* START TASK DATA *

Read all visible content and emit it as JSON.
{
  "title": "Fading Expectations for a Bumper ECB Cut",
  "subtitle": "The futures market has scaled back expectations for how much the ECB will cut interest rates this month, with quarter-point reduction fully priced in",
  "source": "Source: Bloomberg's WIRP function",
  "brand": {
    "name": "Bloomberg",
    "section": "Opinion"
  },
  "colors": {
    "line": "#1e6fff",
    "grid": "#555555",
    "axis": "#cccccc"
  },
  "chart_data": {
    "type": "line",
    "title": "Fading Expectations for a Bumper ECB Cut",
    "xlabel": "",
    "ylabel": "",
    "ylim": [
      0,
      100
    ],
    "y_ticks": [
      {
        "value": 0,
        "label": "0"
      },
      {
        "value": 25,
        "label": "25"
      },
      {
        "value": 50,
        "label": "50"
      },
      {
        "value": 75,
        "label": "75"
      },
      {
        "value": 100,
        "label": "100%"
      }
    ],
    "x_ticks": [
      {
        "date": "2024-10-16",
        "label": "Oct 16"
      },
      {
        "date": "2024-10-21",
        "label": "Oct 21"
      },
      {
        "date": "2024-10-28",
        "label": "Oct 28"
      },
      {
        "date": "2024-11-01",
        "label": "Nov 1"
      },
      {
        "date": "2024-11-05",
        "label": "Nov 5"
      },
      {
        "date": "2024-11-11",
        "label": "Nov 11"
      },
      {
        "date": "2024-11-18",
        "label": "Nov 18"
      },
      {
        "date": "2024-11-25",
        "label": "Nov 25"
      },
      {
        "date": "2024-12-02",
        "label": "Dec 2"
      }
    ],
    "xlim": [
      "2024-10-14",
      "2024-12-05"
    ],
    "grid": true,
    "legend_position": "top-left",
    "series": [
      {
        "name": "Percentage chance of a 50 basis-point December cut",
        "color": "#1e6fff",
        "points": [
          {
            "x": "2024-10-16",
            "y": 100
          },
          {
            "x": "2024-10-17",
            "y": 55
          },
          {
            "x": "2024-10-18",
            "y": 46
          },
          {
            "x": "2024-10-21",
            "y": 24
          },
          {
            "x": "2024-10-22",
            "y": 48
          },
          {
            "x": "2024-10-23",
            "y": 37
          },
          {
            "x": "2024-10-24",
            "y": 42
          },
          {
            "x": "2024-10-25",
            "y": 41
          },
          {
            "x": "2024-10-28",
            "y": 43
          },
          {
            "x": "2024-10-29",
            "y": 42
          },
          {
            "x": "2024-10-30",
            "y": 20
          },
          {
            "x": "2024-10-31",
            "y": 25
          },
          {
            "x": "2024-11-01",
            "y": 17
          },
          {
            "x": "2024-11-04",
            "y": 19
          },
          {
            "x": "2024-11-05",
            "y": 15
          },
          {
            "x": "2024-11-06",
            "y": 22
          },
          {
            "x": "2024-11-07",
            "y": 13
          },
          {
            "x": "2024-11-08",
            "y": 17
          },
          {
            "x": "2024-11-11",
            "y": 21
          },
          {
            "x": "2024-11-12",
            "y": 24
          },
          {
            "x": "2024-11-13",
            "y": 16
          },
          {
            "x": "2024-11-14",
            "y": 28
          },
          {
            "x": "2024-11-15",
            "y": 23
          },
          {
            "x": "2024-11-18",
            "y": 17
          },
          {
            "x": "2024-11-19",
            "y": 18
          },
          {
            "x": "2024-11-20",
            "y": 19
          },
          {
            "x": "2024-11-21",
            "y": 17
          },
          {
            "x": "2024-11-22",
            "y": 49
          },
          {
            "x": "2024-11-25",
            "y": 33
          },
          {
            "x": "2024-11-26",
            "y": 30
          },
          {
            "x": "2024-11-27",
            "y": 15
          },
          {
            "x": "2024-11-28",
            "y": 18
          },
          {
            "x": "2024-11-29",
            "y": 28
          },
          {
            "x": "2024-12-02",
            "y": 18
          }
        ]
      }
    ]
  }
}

* END TASK DATA *

_WORK TO DO_
Pick out each line in the material containing "value".

_TASK RESPONSE_
        "value": 0,
        "value": 25,
        "value": 50,
        "value": 75,
        "value": 100,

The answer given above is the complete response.